● **TO BE DONE**
Copy nothing but the text: reproduce each line of the listing exactly and leave the pictures out.

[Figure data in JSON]
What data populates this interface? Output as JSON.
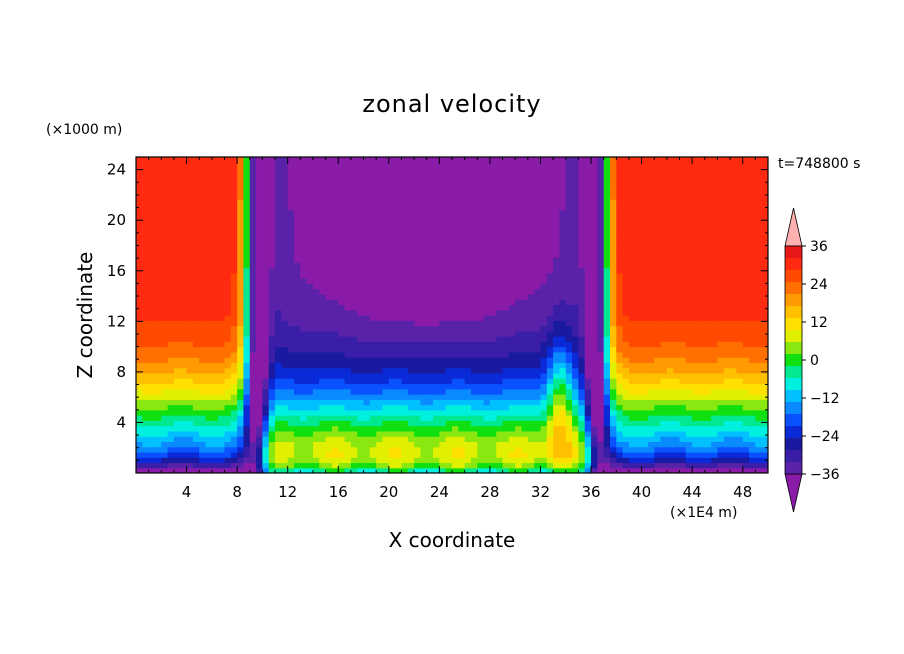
{
  "chart_data": {
    "type": "heatmap",
    "title": "zonal velocity",
    "xlabel": "X coordinate",
    "ylabel": "Z coordinate",
    "x_unit": "(×1E4 m)",
    "y_unit": "(×1000 m)",
    "time_label": "t=748800 s",
    "xlim": [
      0,
      50
    ],
    "ylim": [
      0,
      25
    ],
    "x_ticks": [
      4,
      8,
      12,
      16,
      20,
      24,
      28,
      32,
      36,
      40,
      44,
      48
    ],
    "y_ticks": [
      4,
      8,
      12,
      16,
      20,
      24
    ],
    "x_tick_labels": [
      "4",
      "8",
      "12",
      "16",
      "20",
      "24",
      "28",
      "32",
      "36",
      "40",
      "44",
      "48"
    ],
    "y_tick_labels": [
      "4",
      "8",
      "12",
      "16",
      "20",
      "24"
    ],
    "colorbar": {
      "levels": [
        -40,
        -36,
        -32,
        -28,
        -24,
        -20,
        -16,
        -12,
        -8,
        -4,
        0,
        4,
        8,
        12,
        16,
        20,
        24,
        28,
        32,
        36,
        40
      ],
      "tick_values": [
        36,
        24,
        12,
        0,
        -12,
        -24,
        -36
      ],
      "tick_labels": [
        "36",
        "24",
        "12",
        "0",
        "−12",
        "−24",
        "−36"
      ],
      "colors": [
        "#8a1aa8",
        "#5a22a8",
        "#3a1ea8",
        "#1a1aa0",
        "#0a2ad8",
        "#0a52ff",
        "#0a8aff",
        "#00c0ff",
        "#00f0e0",
        "#00e890",
        "#10e010",
        "#8ae810",
        "#e0f000",
        "#ffe000",
        "#ffc000",
        "#ff9a00",
        "#ff7000",
        "#ff4a00",
        "#ff2a10",
        "#e81818",
        "#ffb0b0"
      ]
    }
  }
}
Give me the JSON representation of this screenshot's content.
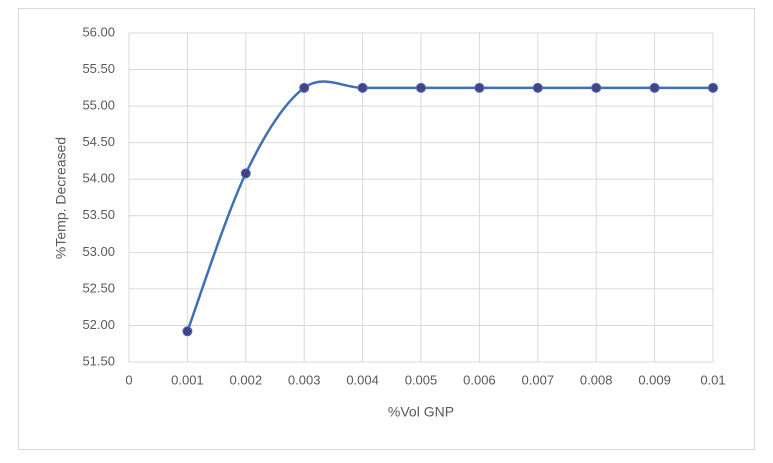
{
  "chart_data": {
    "type": "line",
    "x_label": "%Vol GNP",
    "y_label": "%Temp. Decreased",
    "x": [
      0.001,
      0.002,
      0.003,
      0.004,
      0.005,
      0.006,
      0.007,
      0.008,
      0.009,
      0.01
    ],
    "series": [
      {
        "color": "#3e70b6",
        "marker_color": "#4b3f86",
        "values": [
          51.92,
          54.08,
          55.25,
          55.25,
          55.25,
          55.25,
          55.25,
          55.25,
          55.25,
          55.25
        ]
      }
    ],
    "smooth": true,
    "xlim": [
      0,
      0.01
    ],
    "xticks": [
      0,
      0.001,
      0.002,
      0.003,
      0.004,
      0.005,
      0.006,
      0.007,
      0.008,
      0.009,
      0.01
    ],
    "ylim": [
      51.5,
      56
    ],
    "yticks": [
      {
        "value": 51.5,
        "label": "51.50"
      },
      {
        "value": 52,
        "label": "52.00"
      },
      {
        "value": 52.5,
        "label": "52.50"
      },
      {
        "value": 53,
        "label": "53.00"
      },
      {
        "value": 53.5,
        "label": "53.50"
      },
      {
        "value": 54,
        "label": "54.00"
      },
      {
        "value": 54.5,
        "label": "54.50"
      },
      {
        "value": 55,
        "label": "55.00"
      },
      {
        "value": 55.5,
        "label": "55.50"
      },
      {
        "value": 56,
        "label": "56.00"
      }
    ],
    "grid": true
  }
}
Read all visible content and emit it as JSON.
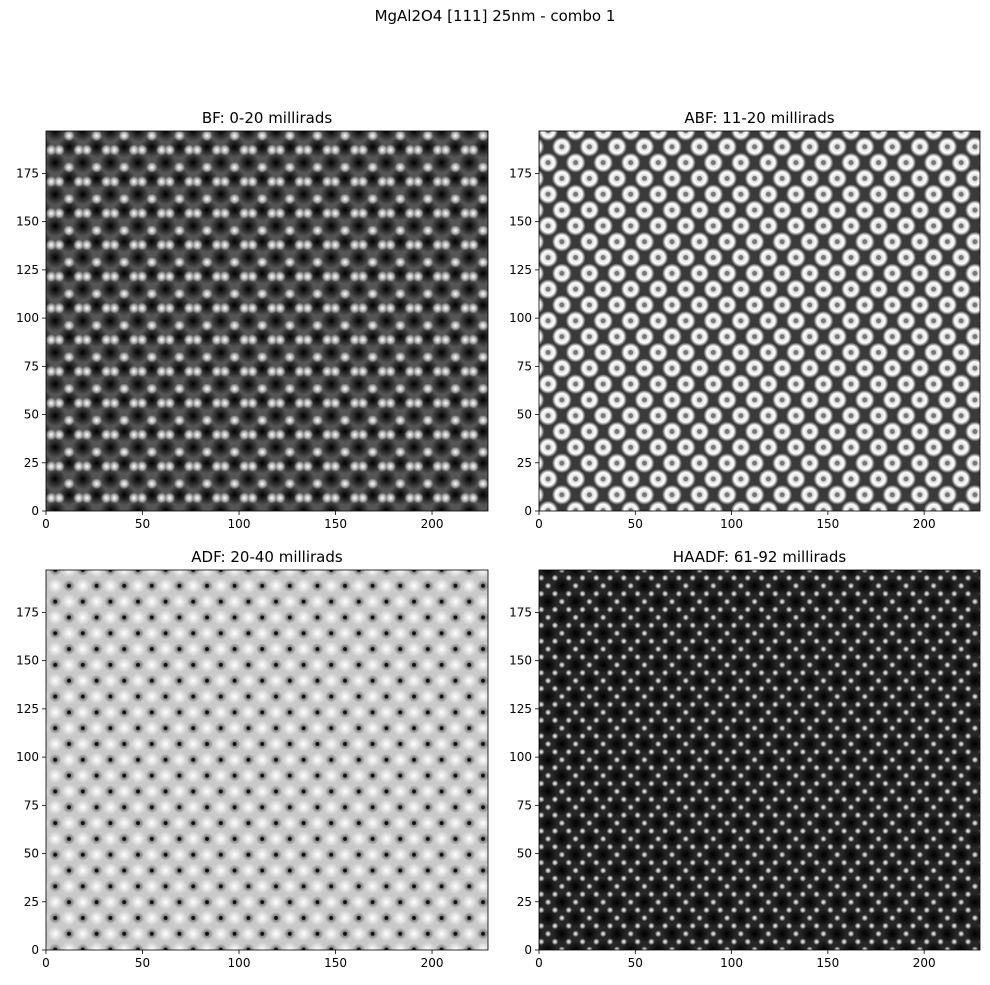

● **PROBLEM SOLUTION**
What data populates this interface? Output as JSON.
{
  "chart_data": {
    "type": "heatmap",
    "title": "zonal velocity",
    "xlabel": "X coordinate",
    "ylabel": "Z coordinate",
    "x_unit": "(×1E4 m)",
    "y_unit": "(×1000 m)",
    "time_label": "t=748800 s",
    "xlim": [
      0,
      50
    ],
    "ylim": [
      0,
      25
    ],
    "x_ticks": [
      4,
      8,
      12,
      16,
      20,
      24,
      28,
      32,
      36,
      40,
      44,
      48
    ],
    "y_ticks": [
      4,
      8,
      12,
      16,
      20,
      24
    ],
    "x_tick_labels": [
      "4",
      "8",
      "12",
      "16",
      "20",
      "24",
      "28",
      "32",
      "36",
      "40",
      "44",
      "48"
    ],
    "y_tick_labels": [
      "4",
      "8",
      "12",
      "16",
      "20",
      "24"
    ],
    "colorbar": {
      "levels": [
        -40,
        -36,
        -32,
        -28,
        -24,
        -20,
        -16,
        -12,
        -8,
        -4,
        0,
        4,
        8,
        12,
        16,
        20,
        24,
        28,
        32,
        36,
        40
      ],
      "tick_values": [
        36,
        24,
        12,
        0,
        -12,
        -24,
        -36
      ],
      "tick_labels": [
        "36",
        "24",
        "12",
        "0",
        "−12",
        "−24",
        "−36"
      ],
      "colors": [
        "#8a1aa8",
        "#5a22a8",
        "#3a1ea8",
        "#1a1aa0",
        "#0a2ad8",
        "#0a52ff",
        "#0a8aff",
        "#00c0ff",
        "#00f0e0",
        "#00e890",
        "#10e010",
        "#8ae810",
        "#e0f000",
        "#ffe000",
        "#ffc000",
        "#ff9a00",
        "#ff7000",
        "#ff4a00",
        "#ff2a10",
        "#e81818",
        "#ffb0b0"
      ]
    }
  }
}
Give me the JSON representation of this screenshot's content.
{
  "chart_data": {
    "type": "line",
    "x_label": "%Vol GNP",
    "y_label": "%Temp. Decreased",
    "x": [
      0.001,
      0.002,
      0.003,
      0.004,
      0.005,
      0.006,
      0.007,
      0.008,
      0.009,
      0.01
    ],
    "series": [
      {
        "color": "#3e70b6",
        "marker_color": "#4b3f86",
        "values": [
          51.92,
          54.08,
          55.25,
          55.25,
          55.25,
          55.25,
          55.25,
          55.25,
          55.25,
          55.25
        ]
      }
    ],
    "smooth": true,
    "xlim": [
      0,
      0.01
    ],
    "xticks": [
      0,
      0.001,
      0.002,
      0.003,
      0.004,
      0.005,
      0.006,
      0.007,
      0.008,
      0.009,
      0.01
    ],
    "ylim": [
      51.5,
      56
    ],
    "yticks": [
      {
        "value": 51.5,
        "label": "51.50"
      },
      {
        "value": 52,
        "label": "52.00"
      },
      {
        "value": 52.5,
        "label": "52.50"
      },
      {
        "value": 53,
        "label": "53.00"
      },
      {
        "value": 53.5,
        "label": "53.50"
      },
      {
        "value": 54,
        "label": "54.00"
      },
      {
        "value": 54.5,
        "label": "54.50"
      },
      {
        "value": 55,
        "label": "55.00"
      },
      {
        "value": 55.5,
        "label": "55.50"
      },
      {
        "value": 56,
        "label": "56.00"
      }
    ],
    "grid": true
  }
}
Read all visible content and emit it as JSON.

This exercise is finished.